** Dataset excerpts **
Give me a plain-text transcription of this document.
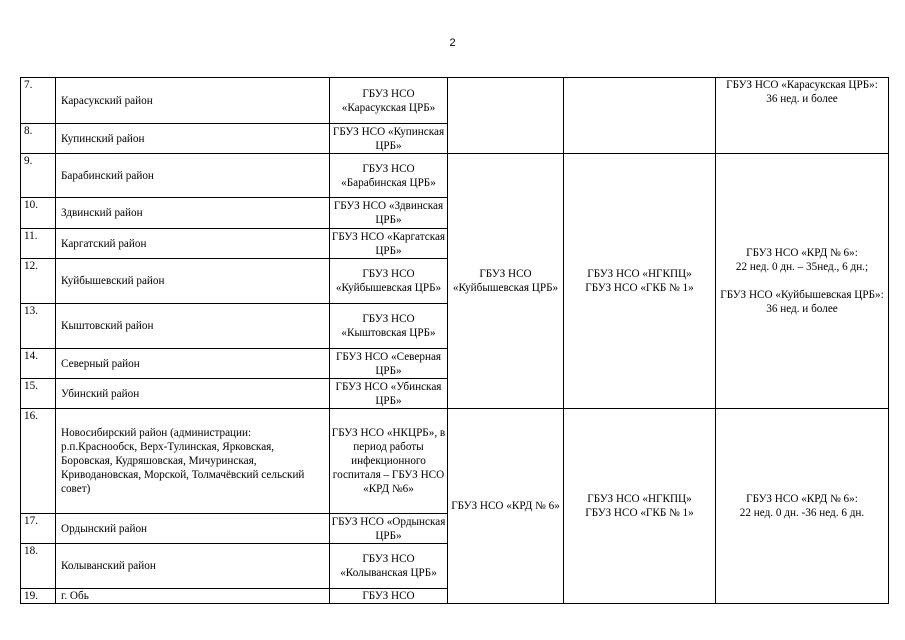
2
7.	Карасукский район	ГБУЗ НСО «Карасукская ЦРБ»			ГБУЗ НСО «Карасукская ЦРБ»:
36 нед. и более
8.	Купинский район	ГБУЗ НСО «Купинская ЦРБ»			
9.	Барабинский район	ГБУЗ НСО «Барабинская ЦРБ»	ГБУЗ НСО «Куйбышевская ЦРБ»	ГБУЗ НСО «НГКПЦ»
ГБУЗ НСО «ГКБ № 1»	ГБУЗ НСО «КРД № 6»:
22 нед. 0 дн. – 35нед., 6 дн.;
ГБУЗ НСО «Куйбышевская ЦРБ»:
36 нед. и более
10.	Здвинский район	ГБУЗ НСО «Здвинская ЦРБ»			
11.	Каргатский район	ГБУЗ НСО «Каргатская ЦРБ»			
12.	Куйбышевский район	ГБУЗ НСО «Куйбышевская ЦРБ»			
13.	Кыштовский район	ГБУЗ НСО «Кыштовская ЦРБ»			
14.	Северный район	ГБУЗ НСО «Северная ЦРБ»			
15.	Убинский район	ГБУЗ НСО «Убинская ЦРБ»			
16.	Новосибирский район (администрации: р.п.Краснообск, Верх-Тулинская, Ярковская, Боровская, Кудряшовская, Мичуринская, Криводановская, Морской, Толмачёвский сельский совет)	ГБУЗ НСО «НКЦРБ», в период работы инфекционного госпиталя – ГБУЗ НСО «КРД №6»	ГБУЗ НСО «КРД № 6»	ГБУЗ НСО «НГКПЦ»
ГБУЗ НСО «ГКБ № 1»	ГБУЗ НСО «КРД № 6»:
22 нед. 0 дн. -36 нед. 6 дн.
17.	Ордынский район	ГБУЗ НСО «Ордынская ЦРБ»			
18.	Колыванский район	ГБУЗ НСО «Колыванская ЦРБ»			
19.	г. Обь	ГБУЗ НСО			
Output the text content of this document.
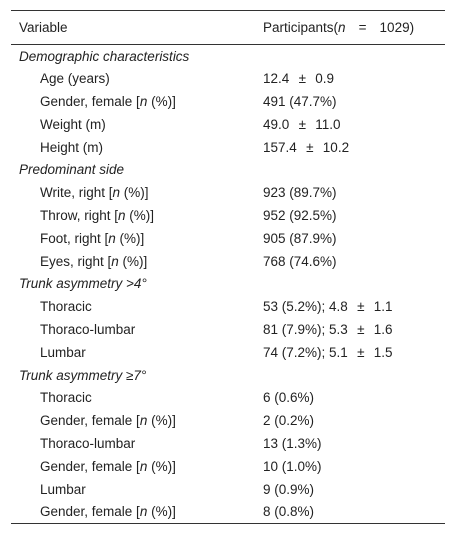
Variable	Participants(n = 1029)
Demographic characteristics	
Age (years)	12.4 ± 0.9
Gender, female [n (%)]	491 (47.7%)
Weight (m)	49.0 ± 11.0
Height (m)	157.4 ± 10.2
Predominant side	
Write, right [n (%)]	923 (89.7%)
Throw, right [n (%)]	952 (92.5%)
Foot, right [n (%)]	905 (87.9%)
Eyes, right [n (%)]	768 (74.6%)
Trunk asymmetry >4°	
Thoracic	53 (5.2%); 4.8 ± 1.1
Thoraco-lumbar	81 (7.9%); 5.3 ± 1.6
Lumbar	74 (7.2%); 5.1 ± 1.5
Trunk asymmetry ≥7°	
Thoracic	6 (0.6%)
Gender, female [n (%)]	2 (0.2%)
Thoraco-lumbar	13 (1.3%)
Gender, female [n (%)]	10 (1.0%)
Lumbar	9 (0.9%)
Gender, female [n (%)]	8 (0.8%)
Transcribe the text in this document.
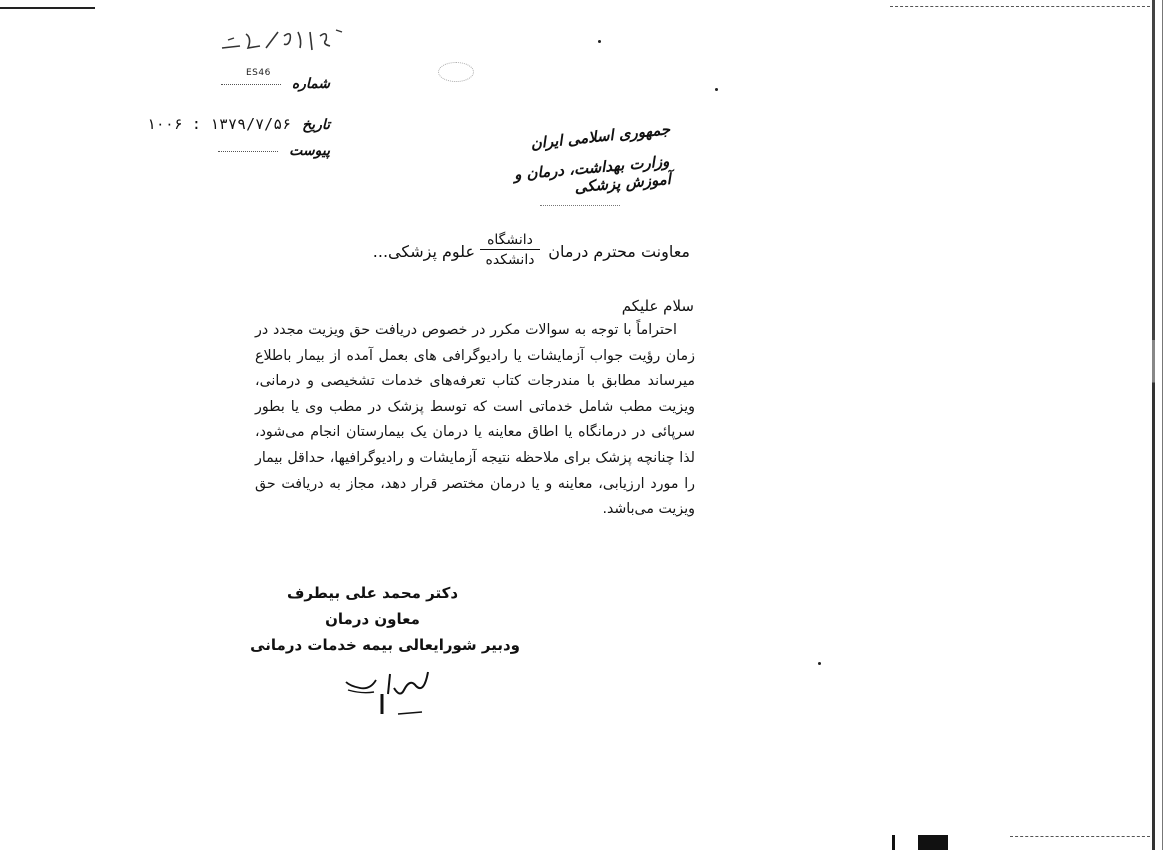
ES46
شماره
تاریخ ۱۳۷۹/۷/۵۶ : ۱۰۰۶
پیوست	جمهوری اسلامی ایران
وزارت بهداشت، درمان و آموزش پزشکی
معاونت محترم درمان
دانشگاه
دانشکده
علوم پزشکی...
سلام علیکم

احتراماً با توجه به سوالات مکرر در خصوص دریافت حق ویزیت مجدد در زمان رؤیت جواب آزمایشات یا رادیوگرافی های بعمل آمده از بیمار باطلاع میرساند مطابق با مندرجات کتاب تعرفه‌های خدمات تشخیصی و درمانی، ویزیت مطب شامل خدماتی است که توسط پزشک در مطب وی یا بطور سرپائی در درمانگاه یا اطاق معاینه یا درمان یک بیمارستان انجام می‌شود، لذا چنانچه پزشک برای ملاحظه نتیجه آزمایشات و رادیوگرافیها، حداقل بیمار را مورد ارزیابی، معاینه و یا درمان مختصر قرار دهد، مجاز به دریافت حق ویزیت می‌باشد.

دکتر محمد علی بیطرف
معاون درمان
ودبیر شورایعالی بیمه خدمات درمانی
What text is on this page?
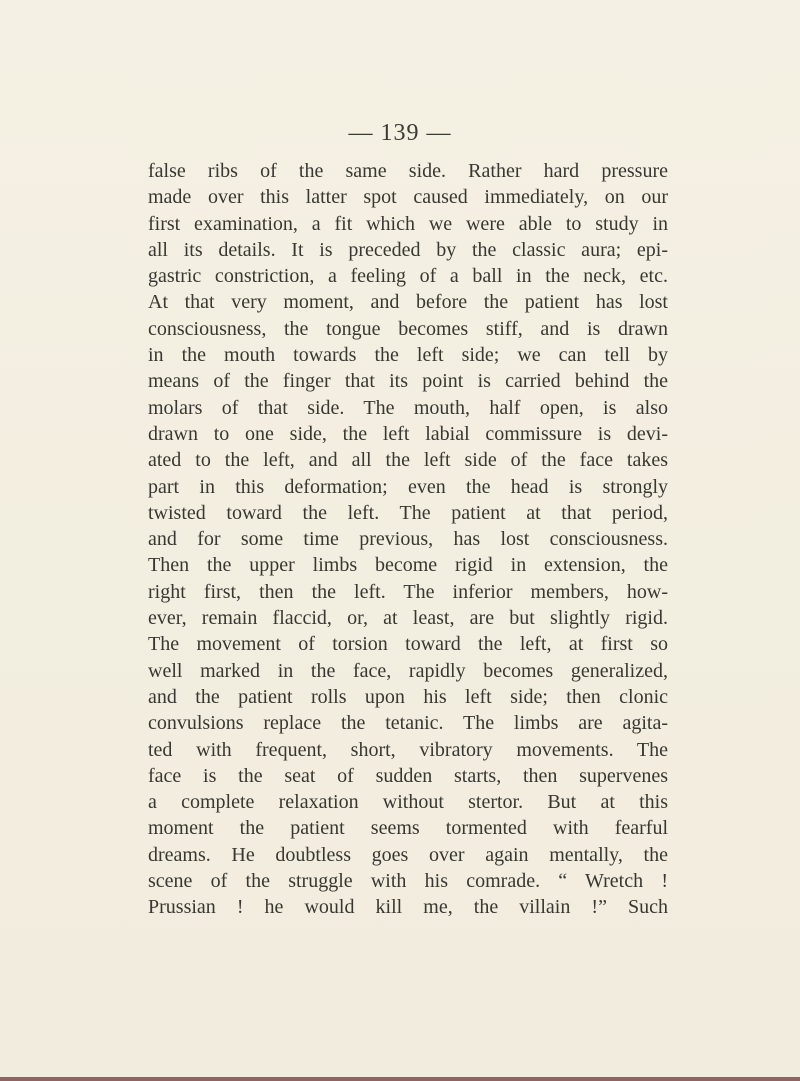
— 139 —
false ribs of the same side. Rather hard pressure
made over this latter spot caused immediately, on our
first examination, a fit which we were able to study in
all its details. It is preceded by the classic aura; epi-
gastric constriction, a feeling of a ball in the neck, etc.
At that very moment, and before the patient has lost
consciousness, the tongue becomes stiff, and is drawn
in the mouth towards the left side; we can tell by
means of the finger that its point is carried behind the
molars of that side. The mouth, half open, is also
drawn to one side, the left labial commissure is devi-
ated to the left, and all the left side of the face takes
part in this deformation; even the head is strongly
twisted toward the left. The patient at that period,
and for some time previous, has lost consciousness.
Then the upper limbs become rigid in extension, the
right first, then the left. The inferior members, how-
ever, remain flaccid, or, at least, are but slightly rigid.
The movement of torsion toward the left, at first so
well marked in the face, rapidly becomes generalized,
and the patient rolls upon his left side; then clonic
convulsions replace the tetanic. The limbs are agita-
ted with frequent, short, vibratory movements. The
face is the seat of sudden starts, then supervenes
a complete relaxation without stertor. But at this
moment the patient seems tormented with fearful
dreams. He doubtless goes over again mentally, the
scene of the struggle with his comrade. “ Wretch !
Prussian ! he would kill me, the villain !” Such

** Work to do **
State how many lines in the entries above include the word "document"; reply with the number alone.

** Solution for this task **
3